— START Data provided —

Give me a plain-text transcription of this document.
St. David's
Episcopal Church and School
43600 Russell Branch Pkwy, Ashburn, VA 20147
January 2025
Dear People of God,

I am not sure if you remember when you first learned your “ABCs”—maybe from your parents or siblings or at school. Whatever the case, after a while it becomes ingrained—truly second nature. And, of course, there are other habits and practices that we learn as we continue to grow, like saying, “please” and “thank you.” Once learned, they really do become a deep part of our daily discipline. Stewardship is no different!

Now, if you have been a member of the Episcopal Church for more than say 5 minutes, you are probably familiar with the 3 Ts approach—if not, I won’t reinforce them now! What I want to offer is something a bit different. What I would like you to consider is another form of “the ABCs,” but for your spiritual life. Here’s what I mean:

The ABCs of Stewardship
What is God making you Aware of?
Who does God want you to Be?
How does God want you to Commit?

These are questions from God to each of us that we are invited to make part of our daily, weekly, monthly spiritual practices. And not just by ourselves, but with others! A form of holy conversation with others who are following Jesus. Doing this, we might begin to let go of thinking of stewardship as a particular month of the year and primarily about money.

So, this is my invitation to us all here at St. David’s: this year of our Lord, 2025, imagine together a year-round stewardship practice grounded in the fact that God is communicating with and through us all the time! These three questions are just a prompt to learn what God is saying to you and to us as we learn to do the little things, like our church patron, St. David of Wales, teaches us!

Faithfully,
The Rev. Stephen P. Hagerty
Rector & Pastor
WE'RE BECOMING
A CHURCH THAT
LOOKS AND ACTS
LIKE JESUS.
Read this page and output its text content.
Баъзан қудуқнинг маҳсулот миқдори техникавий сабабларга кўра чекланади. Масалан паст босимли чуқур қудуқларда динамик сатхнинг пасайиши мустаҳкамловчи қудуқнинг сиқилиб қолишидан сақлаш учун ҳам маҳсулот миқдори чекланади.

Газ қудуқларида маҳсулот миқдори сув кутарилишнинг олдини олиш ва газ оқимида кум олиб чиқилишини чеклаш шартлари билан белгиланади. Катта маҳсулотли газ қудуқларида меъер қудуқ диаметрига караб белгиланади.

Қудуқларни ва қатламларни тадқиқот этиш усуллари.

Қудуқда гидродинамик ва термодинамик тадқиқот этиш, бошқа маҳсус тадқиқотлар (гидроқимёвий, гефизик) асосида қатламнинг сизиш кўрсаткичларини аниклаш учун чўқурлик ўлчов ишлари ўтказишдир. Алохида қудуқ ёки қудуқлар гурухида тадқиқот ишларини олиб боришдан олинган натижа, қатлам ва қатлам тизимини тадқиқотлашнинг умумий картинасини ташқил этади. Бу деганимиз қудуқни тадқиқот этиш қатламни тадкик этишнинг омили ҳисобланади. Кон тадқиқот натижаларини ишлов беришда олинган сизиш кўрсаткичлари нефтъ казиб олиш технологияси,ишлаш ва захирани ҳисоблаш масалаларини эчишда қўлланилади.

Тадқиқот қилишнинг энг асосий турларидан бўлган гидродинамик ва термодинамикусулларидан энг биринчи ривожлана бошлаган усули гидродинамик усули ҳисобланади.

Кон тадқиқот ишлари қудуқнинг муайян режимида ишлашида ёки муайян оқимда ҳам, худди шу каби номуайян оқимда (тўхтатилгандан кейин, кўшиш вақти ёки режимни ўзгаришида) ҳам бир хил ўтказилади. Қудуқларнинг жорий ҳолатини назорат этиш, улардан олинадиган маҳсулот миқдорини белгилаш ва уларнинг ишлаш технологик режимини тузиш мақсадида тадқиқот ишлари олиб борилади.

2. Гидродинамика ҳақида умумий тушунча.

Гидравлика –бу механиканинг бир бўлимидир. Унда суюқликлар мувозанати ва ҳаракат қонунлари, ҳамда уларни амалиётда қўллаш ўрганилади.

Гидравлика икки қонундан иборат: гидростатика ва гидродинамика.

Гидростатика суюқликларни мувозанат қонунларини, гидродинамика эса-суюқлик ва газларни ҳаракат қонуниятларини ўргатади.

— END Data provided —

Task instructions:
Extract each line holding the word "ҳаракат" from the records.

Solution to this exercise:
Гидравлика –бу механиканинг бир бўлимидир. Унда суюқликлар мувозанати ва ҳаракат қонунлари, ҳамда уларни амалиётда қўллаш ўрганилади.
Гидростатика суюқликларни мувозанат қонунларини, гидродинамика эса-суюқлик ва газларни ҳаракат қонуниятларини ўргатади.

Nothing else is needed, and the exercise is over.